Stored entries:
___
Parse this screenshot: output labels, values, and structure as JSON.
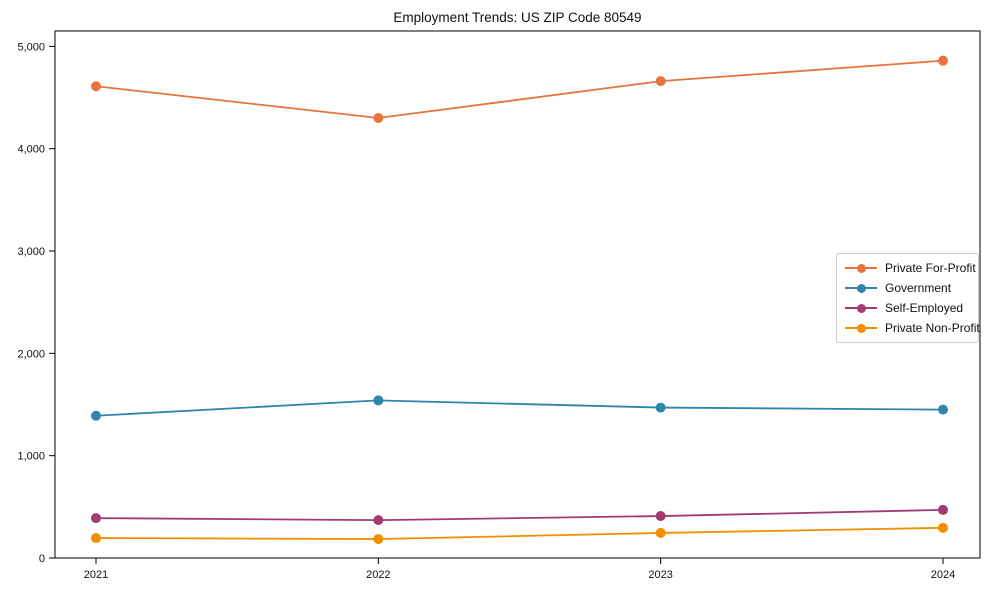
{
  "chart_data": {
    "type": "line",
    "title": "Employment Trends: US ZIP Code 80549",
    "x": [
      2021,
      2022,
      2023,
      2024
    ],
    "x_tick_labels": [
      "2021",
      "2022",
      "2023",
      "2024"
    ],
    "series": [
      {
        "name": "Private For-Profit",
        "color": "#E8743B",
        "values": [
          4610,
          4300,
          4660,
          4860
        ]
      },
      {
        "name": "Government",
        "color": "#2E86AB",
        "values": [
          1390,
          1540,
          1470,
          1450
        ]
      },
      {
        "name": "Self-Employed",
        "color": "#A23B72",
        "values": [
          390,
          370,
          410,
          470
        ]
      },
      {
        "name": "Private Non-Profit",
        "color": "#F18F01",
        "values": [
          195,
          185,
          245,
          295
        ]
      }
    ],
    "ylim": [
      0,
      5150
    ],
    "yticks": [
      0,
      1000,
      2000,
      3000,
      4000,
      5000
    ],
    "ytick_labels": [
      "0",
      "1,000",
      "2,000",
      "3,000",
      "4,000",
      "5,000"
    ],
    "grid": false,
    "legend_position": "right-middle",
    "axis_color": "#000000",
    "background_color": "#ffffff"
  }
}
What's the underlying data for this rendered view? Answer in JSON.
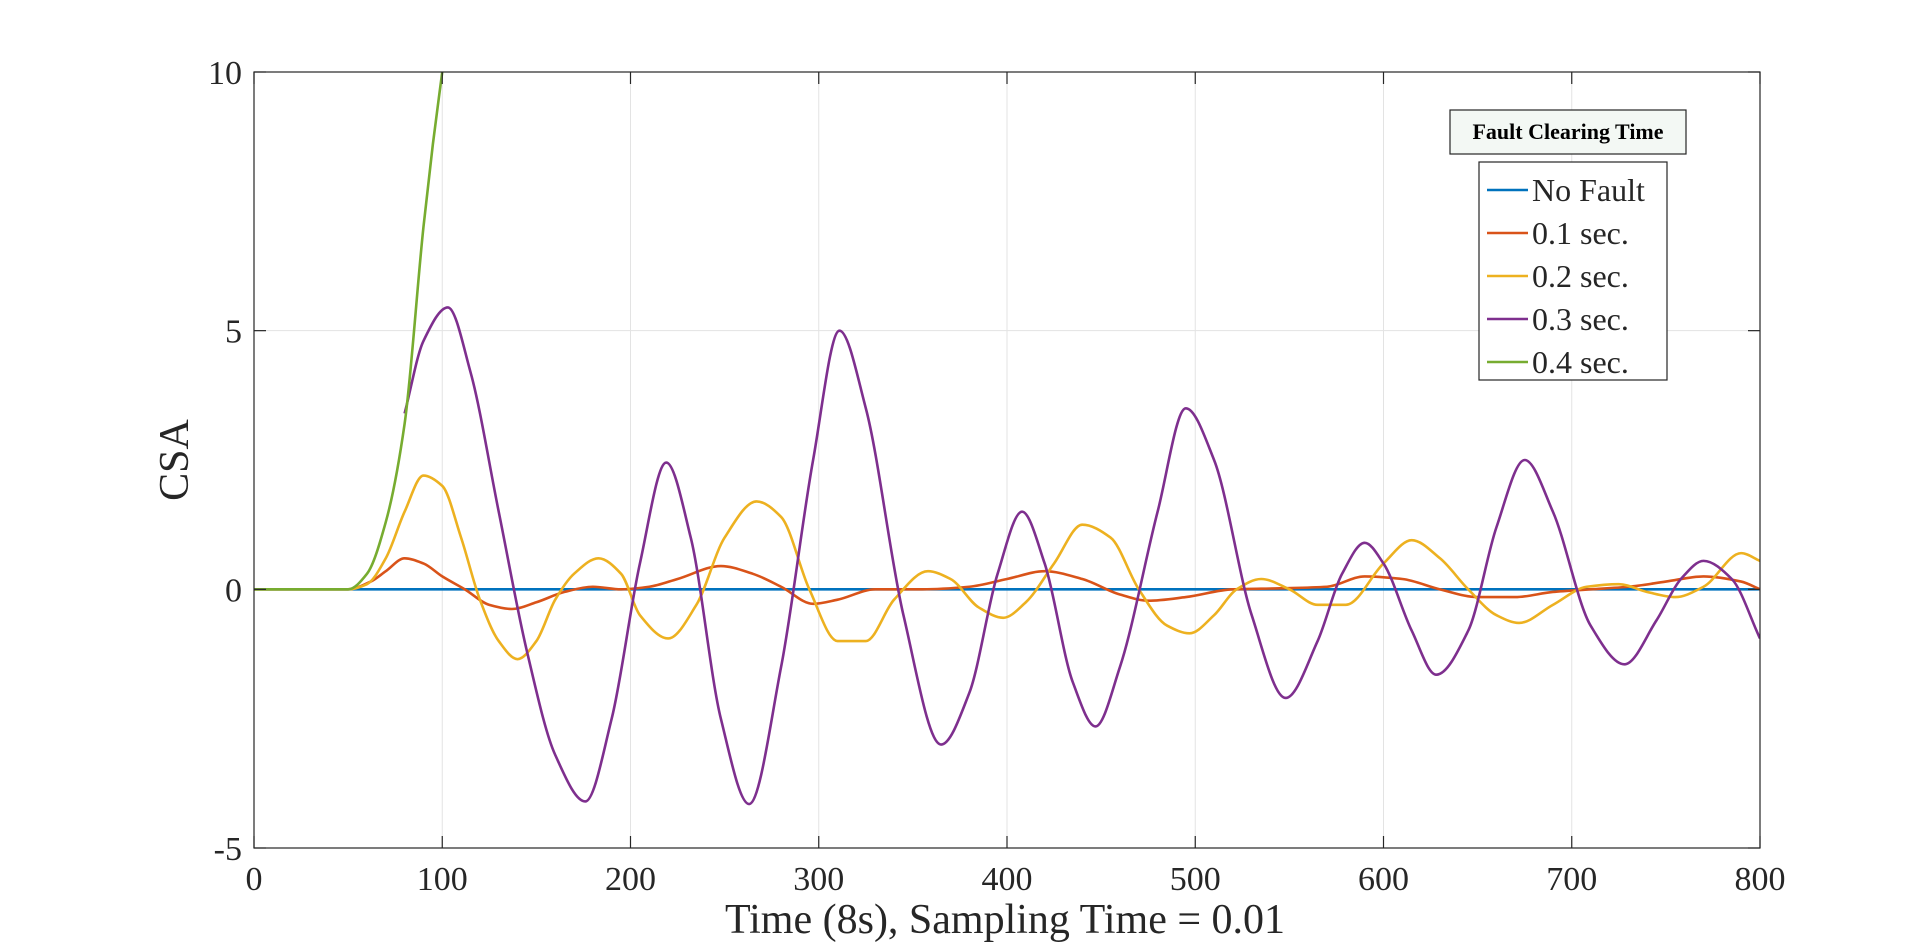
___
[Task prompt]
Set the entries down again exactly. Do not include the images.

[Result of the task]
Parse this screenshot: output labels, values, and structure as JSON.
{
  "chart_data": {
    "type": "line",
    "title": "Employment Trends: US ZIP Code 80549",
    "x": [
      2021,
      2022,
      2023,
      2024
    ],
    "x_tick_labels": [
      "2021",
      "2022",
      "2023",
      "2024"
    ],
    "series": [
      {
        "name": "Private For-Profit",
        "color": "#E8743B",
        "values": [
          4610,
          4300,
          4660,
          4860
        ]
      },
      {
        "name": "Government",
        "color": "#2E86AB",
        "values": [
          1390,
          1540,
          1470,
          1450
        ]
      },
      {
        "name": "Self-Employed",
        "color": "#A23B72",
        "values": [
          390,
          370,
          410,
          470
        ]
      },
      {
        "name": "Private Non-Profit",
        "color": "#F18F01",
        "values": [
          195,
          185,
          245,
          295
        ]
      }
    ],
    "ylim": [
      0,
      5150
    ],
    "yticks": [
      0,
      1000,
      2000,
      3000,
      4000,
      5000
    ],
    "ytick_labels": [
      "0",
      "1,000",
      "2,000",
      "3,000",
      "4,000",
      "5,000"
    ],
    "grid": false,
    "legend_position": "right-middle",
    "axis_color": "#000000",
    "background_color": "#ffffff"
  }
}
What's the underlying data for this rendered view? Answer in JSON.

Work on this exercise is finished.